Stored data
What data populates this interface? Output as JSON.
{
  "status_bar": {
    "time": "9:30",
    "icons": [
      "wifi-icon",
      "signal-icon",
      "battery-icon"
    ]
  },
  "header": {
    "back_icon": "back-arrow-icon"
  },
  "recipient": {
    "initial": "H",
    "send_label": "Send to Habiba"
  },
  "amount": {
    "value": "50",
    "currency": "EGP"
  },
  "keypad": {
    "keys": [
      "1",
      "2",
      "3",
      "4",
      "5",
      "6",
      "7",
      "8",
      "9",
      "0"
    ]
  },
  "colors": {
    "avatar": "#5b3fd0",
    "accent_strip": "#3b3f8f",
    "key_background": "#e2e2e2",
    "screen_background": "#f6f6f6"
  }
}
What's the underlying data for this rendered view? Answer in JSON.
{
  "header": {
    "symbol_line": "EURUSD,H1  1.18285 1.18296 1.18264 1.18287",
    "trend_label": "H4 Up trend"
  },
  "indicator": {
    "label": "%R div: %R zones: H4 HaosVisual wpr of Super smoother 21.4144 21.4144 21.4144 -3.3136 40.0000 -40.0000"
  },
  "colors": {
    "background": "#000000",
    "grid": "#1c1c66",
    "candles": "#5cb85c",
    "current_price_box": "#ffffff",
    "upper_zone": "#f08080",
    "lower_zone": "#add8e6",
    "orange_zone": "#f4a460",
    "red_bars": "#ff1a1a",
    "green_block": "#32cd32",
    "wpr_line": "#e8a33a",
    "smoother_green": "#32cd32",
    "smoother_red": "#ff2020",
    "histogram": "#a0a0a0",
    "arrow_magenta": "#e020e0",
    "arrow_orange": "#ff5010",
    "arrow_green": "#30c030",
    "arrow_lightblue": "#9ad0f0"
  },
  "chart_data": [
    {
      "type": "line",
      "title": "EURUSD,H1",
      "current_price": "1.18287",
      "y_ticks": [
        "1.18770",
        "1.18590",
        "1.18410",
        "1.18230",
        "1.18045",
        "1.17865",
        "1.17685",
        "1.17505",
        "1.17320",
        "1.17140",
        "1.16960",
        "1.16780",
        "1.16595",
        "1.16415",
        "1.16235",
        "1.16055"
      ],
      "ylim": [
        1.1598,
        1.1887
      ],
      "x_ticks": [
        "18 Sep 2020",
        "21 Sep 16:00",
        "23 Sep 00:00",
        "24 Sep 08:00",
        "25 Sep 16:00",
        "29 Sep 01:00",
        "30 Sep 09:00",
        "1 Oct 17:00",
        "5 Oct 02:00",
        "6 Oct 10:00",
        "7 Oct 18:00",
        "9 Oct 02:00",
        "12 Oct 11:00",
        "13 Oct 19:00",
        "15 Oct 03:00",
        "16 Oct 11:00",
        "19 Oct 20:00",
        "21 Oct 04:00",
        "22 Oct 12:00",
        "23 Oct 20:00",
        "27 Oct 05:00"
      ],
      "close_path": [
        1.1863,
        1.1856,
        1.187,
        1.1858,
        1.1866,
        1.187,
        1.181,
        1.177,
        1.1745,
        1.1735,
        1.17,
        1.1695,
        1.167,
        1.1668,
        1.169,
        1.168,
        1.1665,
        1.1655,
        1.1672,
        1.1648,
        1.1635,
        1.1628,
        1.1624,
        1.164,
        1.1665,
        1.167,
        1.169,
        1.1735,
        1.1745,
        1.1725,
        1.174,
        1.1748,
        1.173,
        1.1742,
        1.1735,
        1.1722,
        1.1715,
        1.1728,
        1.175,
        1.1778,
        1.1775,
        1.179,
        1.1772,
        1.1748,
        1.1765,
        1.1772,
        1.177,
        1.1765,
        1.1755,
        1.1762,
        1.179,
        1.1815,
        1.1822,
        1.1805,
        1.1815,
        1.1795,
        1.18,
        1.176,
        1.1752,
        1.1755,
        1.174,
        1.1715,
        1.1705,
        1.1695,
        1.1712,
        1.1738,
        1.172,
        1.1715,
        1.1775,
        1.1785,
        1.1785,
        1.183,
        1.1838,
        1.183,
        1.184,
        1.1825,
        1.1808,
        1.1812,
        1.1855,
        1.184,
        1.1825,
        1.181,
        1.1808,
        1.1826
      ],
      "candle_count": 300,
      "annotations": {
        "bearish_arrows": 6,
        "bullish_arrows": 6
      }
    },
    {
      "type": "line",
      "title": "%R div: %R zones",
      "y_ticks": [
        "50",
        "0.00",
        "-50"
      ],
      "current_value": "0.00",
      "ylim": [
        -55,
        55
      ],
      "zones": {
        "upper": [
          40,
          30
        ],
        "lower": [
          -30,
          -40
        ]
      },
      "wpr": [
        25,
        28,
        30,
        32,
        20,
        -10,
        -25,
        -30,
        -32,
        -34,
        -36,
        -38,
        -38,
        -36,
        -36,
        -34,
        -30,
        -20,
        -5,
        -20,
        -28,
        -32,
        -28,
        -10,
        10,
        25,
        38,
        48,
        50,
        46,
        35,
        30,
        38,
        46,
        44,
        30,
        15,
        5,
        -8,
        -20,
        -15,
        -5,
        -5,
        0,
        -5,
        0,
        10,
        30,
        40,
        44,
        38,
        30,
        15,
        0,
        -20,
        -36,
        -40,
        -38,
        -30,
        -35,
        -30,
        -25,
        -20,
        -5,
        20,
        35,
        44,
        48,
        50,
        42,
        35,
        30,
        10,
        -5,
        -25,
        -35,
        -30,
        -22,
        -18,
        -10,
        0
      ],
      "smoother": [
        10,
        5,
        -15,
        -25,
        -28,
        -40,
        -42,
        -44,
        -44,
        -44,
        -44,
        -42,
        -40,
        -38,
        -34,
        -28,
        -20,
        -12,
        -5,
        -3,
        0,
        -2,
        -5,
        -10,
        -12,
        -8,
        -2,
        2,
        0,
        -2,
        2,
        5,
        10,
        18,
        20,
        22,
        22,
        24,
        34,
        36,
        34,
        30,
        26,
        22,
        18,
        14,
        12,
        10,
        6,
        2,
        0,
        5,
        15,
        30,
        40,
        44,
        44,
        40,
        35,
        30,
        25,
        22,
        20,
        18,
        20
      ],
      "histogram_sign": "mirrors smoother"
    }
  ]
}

Directive> Emit the full listing verbatim.

Completed exercise>
What data populates this interface? Output as JSON.
{
  "status_bar": {
    "time": "9:30",
    "icons": [
      "wifi-icon",
      "signal-icon",
      "battery-icon"
    ]
  },
  "header": {
    "back_icon": "back-arrow-icon"
  },
  "recipient": {
    "initial": "H",
    "send_label": "Send to Habiba"
  },
  "amount": {
    "value": "50",
    "currency": "EGP"
  },
  "keypad": {
    "keys": [
      "1",
      "2",
      "3",
      "4",
      "5",
      "6",
      "7",
      "8",
      "9",
      "0"
    ]
  },
  "colors": {
    "avatar": "#5b3fd0",
    "accent_strip": "#3b3f8f",
    "key_background": "#e2e2e2",
    "screen_background": "#f6f6f6"
  }
}
What's the underlying data for this rendered view? Answer in JSON.
{
  "header": {
    "symbol_line": "EURUSD,H1  1.18285 1.18296 1.18264 1.18287",
    "trend_label": "H4 Up trend"
  },
  "indicator": {
    "label": "%R div: %R zones: H4 HaosVisual wpr of Super smoother 21.4144 21.4144 21.4144 -3.3136 40.0000 -40.0000"
  },
  "colors": {
    "background": "#000000",
    "grid": "#1c1c66",
    "candles": "#5cb85c",
    "current_price_box": "#ffffff",
    "upper_zone": "#f08080",
    "lower_zone": "#add8e6",
    "orange_zone": "#f4a460",
    "red_bars": "#ff1a1a",
    "green_block": "#32cd32",
    "wpr_line": "#e8a33a",
    "smoother_green": "#32cd32",
    "smoother_red": "#ff2020",
    "histogram": "#a0a0a0",
    "arrow_magenta": "#e020e0",
    "arrow_orange": "#ff5010",
    "arrow_green": "#30c030",
    "arrow_lightblue": "#9ad0f0"
  },
  "chart_data": [
    {
      "type": "line",
      "title": "EURUSD,H1",
      "current_price": "1.18287",
      "y_ticks": [
        "1.18770",
        "1.18590",
        "1.18410",
        "1.18230",
        "1.18045",
        "1.17865",
        "1.17685",
        "1.17505",
        "1.17320",
        "1.17140",
        "1.16960",
        "1.16780",
        "1.16595",
        "1.16415",
        "1.16235",
        "1.16055"
      ],
      "ylim": [
        1.1598,
        1.1887
      ],
      "x_ticks": [
        "18 Sep 2020",
        "21 Sep 16:00",
        "23 Sep 00:00",
        "24 Sep 08:00",
        "25 Sep 16:00",
        "29 Sep 01:00",
        "30 Sep 09:00",
        "1 Oct 17:00",
        "5 Oct 02:00",
        "6 Oct 10:00",
        "7 Oct 18:00",
        "9 Oct 02:00",
        "12 Oct 11:00",
        "13 Oct 19:00",
        "15 Oct 03:00",
        "16 Oct 11:00",
        "19 Oct 20:00",
        "21 Oct 04:00",
        "22 Oct 12:00",
        "23 Oct 20:00",
        "27 Oct 05:00"
      ],
      "close_path": [
        1.1863,
        1.1856,
        1.187,
        1.1858,
        1.1866,
        1.187,
        1.181,
        1.177,
        1.1745,
        1.1735,
        1.17,
        1.1695,
        1.167,
        1.1668,
        1.169,
        1.168,
        1.1665,
        1.1655,
        1.1672,
        1.1648,
        1.1635,
        1.1628,
        1.1624,
        1.164,
        1.1665,
        1.167,
        1.169,
        1.1735,
        1.1745,
        1.1725,
        1.174,
        1.1748,
        1.173,
        1.1742,
        1.1735,
        1.1722,
        1.1715,
        1.1728,
        1.175,
        1.1778,
        1.1775,
        1.179,
        1.1772,
        1.1748,
        1.1765,
        1.1772,
        1.177,
        1.1765,
        1.1755,
        1.1762,
        1.179,
        1.1815,
        1.1822,
        1.1805,
        1.1815,
        1.1795,
        1.18,
        1.176,
        1.1752,
        1.1755,
        1.174,
        1.1715,
        1.1705,
        1.1695,
        1.1712,
        1.1738,
        1.172,
        1.1715,
        1.1775,
        1.1785,
        1.1785,
        1.183,
        1.1838,
        1.183,
        1.184,
        1.1825,
        1.1808,
        1.1812,
        1.1855,
        1.184,
        1.1825,
        1.181,
        1.1808,
        1.1826
      ],
      "candle_count": 300,
      "annotations": {
        "bearish_arrows": 6,
        "bullish_arrows": 6
      }
    },
    {
      "type": "line",
      "title": "%R div: %R zones",
      "y_ticks": [
        "50",
        "0.00",
        "-50"
      ],
      "current_value": "0.00",
      "ylim": [
        -55,
        55
      ],
      "zones": {
        "upper": [
          40,
          30
        ],
        "lower": [
          -30,
          -40
        ]
      },
      "wpr": [
        25,
        28,
        30,
        32,
        20,
        -10,
        -25,
        -30,
        -32,
        -34,
        -36,
        -38,
        -38,
        -36,
        -36,
        -34,
        -30,
        -20,
        -5,
        -20,
        -28,
        -32,
        -28,
        -10,
        10,
        25,
        38,
        48,
        50,
        46,
        35,
        30,
        38,
        46,
        44,
        30,
        15,
        5,
        -8,
        -20,
        -15,
        -5,
        -5,
        0,
        -5,
        0,
        10,
        30,
        40,
        44,
        38,
        30,
        15,
        0,
        -20,
        -36,
        -40,
        -38,
        -30,
        -35,
        -30,
        -25,
        -20,
        -5,
        20,
        35,
        44,
        48,
        50,
        42,
        35,
        30,
        10,
        -5,
        -25,
        -35,
        -30,
        -22,
        -18,
        -10,
        0
      ],
      "smoother": [
        10,
        5,
        -15,
        -25,
        -28,
        -40,
        -42,
        -44,
        -44,
        -44,
        -44,
        -42,
        -40,
        -38,
        -34,
        -28,
        -20,
        -12,
        -5,
        -3,
        0,
        -2,
        -5,
        -10,
        -12,
        -8,
        -2,
        2,
        0,
        -2,
        2,
        5,
        10,
        18,
        20,
        22,
        22,
        24,
        34,
        36,
        34,
        30,
        26,
        22,
        18,
        14,
        12,
        10,
        6,
        2,
        0,
        5,
        15,
        30,
        40,
        44,
        44,
        40,
        35,
        30,
        25,
        22,
        20,
        18,
        20
      ],
      "histogram_sign": "mirrors smoother"
    }
  ]
}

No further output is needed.